§ **TO DO**:
Tally the lines of the listing that contain the word "zinken", then give the total and nothing else.

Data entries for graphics
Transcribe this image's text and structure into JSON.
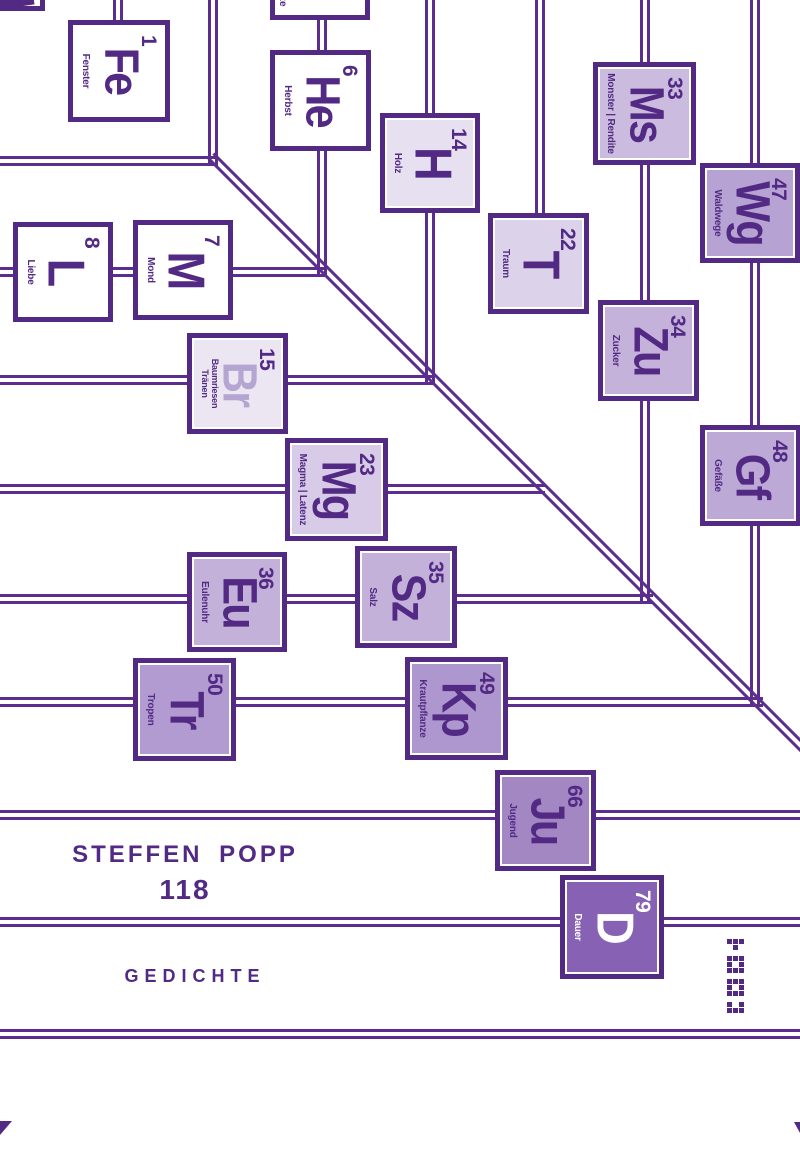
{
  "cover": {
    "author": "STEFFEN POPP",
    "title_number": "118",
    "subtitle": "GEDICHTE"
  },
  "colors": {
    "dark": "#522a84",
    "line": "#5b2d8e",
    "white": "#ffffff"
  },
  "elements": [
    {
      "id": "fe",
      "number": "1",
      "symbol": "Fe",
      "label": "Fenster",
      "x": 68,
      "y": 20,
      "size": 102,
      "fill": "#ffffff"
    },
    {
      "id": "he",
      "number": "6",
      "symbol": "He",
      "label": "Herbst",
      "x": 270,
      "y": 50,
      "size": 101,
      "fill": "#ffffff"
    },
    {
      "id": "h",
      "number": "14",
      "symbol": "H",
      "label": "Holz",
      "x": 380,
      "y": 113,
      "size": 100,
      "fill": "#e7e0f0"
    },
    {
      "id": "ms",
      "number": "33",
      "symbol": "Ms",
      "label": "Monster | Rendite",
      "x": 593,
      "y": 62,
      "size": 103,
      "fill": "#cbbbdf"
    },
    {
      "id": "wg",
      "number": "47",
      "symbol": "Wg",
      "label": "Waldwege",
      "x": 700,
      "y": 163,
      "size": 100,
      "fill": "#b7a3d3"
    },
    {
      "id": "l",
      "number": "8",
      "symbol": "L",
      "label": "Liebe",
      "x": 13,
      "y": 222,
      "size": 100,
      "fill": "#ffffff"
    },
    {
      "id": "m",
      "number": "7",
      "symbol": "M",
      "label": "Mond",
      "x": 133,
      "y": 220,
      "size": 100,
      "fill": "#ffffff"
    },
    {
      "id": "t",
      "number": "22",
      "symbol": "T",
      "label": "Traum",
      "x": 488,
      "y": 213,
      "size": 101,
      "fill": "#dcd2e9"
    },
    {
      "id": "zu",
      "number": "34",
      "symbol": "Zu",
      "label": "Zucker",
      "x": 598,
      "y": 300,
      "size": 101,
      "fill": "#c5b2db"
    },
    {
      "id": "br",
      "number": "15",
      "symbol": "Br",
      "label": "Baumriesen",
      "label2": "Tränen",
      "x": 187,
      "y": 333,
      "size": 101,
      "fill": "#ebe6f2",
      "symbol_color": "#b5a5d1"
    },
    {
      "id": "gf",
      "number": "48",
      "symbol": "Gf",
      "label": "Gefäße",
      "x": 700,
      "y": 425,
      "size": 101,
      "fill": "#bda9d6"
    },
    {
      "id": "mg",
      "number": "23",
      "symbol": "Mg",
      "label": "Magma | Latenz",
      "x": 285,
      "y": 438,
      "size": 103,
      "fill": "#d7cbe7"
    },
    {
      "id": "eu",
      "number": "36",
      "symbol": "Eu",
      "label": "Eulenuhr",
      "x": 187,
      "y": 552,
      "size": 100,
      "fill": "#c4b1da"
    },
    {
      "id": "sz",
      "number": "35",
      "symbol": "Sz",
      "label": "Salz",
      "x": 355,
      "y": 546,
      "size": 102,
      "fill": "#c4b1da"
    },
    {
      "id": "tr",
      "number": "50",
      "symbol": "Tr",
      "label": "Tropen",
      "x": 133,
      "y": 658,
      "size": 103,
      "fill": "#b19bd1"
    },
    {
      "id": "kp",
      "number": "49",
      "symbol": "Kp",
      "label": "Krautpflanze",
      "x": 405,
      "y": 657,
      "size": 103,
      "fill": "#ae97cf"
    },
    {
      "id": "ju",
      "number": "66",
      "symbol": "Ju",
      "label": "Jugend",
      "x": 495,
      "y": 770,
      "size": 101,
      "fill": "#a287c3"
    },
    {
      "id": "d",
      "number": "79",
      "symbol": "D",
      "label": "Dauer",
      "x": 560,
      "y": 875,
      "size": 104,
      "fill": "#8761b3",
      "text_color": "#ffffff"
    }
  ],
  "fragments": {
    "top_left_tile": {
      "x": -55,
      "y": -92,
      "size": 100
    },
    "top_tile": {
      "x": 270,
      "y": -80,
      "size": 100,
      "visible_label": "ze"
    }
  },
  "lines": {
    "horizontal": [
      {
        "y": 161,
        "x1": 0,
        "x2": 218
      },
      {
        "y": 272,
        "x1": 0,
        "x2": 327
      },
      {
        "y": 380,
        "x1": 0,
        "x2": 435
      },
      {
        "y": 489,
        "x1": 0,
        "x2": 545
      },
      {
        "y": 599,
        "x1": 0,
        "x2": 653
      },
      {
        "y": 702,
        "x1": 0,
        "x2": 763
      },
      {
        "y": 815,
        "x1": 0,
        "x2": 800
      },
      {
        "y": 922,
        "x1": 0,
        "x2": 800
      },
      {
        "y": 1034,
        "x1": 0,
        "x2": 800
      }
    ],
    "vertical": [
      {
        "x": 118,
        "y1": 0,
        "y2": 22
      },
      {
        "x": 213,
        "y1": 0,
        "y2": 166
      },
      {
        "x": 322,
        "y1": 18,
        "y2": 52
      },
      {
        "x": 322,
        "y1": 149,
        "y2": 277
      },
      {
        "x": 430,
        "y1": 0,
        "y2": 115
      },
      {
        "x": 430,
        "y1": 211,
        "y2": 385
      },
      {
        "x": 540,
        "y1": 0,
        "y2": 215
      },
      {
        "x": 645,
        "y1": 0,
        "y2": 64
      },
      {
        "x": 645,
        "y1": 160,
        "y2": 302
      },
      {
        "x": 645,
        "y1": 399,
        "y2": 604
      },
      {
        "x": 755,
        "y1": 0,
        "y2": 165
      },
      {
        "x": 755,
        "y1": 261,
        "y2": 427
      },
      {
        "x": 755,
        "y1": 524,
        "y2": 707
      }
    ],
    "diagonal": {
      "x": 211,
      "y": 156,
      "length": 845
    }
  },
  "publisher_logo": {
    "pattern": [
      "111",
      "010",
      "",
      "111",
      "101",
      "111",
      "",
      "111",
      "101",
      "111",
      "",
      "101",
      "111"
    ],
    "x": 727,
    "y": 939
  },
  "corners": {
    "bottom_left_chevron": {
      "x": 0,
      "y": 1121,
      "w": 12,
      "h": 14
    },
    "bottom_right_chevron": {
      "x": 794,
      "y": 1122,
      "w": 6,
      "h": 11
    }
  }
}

--

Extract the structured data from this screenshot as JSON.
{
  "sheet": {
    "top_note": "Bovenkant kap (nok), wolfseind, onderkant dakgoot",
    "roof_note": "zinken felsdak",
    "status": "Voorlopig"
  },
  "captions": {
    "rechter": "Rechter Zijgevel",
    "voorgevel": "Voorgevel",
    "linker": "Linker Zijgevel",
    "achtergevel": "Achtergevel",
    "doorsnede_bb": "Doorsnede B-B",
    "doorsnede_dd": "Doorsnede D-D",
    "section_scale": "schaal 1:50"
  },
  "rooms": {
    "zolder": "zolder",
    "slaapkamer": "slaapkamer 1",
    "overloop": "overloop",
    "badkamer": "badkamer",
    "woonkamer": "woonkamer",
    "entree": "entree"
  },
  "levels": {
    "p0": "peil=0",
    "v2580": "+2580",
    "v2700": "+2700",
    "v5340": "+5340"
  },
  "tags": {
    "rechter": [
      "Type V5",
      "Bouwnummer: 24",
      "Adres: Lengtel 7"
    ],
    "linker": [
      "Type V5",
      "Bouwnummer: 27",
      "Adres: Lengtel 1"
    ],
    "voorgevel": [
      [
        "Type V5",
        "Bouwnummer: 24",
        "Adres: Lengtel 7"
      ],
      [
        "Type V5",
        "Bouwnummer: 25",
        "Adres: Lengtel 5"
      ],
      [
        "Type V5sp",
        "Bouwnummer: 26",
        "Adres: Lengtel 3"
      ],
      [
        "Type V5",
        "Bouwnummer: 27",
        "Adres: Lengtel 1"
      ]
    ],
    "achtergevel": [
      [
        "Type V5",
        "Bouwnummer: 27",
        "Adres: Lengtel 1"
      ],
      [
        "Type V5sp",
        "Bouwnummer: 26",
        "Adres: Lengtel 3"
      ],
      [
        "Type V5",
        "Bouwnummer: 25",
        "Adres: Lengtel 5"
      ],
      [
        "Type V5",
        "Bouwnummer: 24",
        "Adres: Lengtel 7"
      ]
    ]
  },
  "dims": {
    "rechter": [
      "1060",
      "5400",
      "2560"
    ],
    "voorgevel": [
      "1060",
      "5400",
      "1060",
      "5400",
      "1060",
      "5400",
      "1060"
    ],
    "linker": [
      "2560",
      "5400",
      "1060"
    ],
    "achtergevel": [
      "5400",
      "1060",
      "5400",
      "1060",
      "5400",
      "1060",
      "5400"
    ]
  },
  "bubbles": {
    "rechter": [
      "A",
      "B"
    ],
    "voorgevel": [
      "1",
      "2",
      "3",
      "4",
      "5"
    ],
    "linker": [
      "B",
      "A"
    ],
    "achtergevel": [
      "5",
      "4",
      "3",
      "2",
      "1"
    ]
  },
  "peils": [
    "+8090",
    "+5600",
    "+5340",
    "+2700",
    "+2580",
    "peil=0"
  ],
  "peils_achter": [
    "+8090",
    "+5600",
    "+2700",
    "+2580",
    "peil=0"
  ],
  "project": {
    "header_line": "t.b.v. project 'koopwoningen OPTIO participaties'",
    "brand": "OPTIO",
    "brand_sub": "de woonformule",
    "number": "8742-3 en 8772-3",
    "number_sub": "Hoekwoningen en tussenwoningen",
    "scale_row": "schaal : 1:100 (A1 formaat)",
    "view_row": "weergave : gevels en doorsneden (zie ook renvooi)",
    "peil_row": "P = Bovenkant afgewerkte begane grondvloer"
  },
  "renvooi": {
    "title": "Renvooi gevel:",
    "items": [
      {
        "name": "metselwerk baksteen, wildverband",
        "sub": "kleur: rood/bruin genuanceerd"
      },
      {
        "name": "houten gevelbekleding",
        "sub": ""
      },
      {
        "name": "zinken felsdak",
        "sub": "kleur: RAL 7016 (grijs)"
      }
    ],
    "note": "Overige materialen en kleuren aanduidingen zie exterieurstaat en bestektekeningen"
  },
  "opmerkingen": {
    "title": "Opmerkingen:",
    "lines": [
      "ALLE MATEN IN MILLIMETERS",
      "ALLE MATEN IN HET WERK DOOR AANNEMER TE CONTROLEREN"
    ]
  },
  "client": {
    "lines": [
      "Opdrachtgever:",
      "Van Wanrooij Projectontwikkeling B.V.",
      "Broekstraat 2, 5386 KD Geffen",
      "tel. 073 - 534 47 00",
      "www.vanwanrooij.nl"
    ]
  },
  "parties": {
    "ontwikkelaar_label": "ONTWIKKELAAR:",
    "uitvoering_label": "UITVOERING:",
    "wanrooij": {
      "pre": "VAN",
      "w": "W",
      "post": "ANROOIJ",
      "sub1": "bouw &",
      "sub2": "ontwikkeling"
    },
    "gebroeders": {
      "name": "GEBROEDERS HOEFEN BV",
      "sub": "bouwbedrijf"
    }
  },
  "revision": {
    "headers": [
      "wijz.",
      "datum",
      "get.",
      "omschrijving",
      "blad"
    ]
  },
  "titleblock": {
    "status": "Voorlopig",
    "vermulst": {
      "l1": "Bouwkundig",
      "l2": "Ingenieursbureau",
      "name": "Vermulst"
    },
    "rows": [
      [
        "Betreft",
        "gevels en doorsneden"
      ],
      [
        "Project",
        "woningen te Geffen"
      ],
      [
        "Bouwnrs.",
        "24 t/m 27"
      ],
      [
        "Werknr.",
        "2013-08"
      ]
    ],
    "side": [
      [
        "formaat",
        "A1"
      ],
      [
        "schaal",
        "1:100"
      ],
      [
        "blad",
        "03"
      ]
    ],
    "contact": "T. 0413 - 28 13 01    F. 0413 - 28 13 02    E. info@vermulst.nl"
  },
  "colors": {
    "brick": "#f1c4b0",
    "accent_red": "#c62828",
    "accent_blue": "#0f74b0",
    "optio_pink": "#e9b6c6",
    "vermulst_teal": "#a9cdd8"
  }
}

§ **EXERCISE RESULT**:
2